In the listing below, please print the line that contains "Convert this document image to plain text." and every line that follows it, exactly.

Given records:
= = = =

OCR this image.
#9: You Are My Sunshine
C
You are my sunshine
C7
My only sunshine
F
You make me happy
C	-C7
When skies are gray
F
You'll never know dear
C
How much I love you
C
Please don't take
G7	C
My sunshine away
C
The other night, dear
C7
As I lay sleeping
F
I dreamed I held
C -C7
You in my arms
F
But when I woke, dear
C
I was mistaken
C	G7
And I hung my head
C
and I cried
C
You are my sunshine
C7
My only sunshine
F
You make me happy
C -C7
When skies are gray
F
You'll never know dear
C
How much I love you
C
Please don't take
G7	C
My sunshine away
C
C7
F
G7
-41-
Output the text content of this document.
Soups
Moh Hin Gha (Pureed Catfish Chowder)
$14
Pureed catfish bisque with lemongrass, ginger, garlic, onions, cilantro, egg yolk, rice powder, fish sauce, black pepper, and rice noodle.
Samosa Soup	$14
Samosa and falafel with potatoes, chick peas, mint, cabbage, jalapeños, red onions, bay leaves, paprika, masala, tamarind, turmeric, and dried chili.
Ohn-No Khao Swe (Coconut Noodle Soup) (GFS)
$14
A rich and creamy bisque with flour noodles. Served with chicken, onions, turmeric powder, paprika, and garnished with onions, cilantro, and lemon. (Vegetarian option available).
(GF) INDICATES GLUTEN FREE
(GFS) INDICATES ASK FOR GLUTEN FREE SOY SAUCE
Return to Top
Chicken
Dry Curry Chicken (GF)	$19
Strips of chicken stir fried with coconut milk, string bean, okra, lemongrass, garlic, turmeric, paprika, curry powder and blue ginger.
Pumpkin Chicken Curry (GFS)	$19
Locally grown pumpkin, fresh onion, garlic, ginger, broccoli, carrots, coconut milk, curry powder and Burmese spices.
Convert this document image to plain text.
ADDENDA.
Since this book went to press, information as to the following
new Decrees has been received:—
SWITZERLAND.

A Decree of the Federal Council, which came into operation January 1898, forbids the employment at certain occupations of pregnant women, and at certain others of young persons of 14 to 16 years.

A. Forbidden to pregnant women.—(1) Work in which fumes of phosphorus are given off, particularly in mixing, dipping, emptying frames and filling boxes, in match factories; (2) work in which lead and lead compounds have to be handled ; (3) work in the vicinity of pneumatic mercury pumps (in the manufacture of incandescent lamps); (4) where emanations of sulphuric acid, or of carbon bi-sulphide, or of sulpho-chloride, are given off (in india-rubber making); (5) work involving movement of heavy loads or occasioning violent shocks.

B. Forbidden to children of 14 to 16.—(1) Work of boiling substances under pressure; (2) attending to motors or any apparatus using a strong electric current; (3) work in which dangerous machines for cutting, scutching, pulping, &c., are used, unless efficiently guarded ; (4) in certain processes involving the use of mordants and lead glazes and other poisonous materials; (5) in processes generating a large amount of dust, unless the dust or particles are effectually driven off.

= = = =

Full output:
Convert this document image to plain text.
ADDENDA.
Since this book went to press, information as to the following
new Decrees has been received:—
SWITZERLAND.

A Decree of the Federal Council, which came into operation January 1898, forbids the employment at certain occupations of pregnant women, and at certain others of young persons of 14 to 16 years.

A. Forbidden to pregnant women.—(1) Work in which fumes of phosphorus are given off, particularly in mixing, dipping, emptying frames and filling boxes, in match factories; (2) work in which lead and lead compounds have to be handled ; (3) work in the vicinity of pneumatic mercury pumps (in the manufacture of incandescent lamps); (4) where emanations of sulphuric acid, or of carbon bi-sulphide, or of sulpho-chloride, are given off (in india-rubber making); (5) work involving movement of heavy loads or occasioning violent shocks.

B. Forbidden to children of 14 to 16.—(1) Work of boiling substances under pressure; (2) attending to motors or any apparatus using a strong electric current; (3) work in which dangerous machines for cutting, scutching, pulping, &c., are used, unless efficiently guarded ; (4) in certain processes involving the use of mordants and lead glazes and other poisonous materials; (5) in processes generating a large amount of dust, unless the dust or particles are effectually driven off.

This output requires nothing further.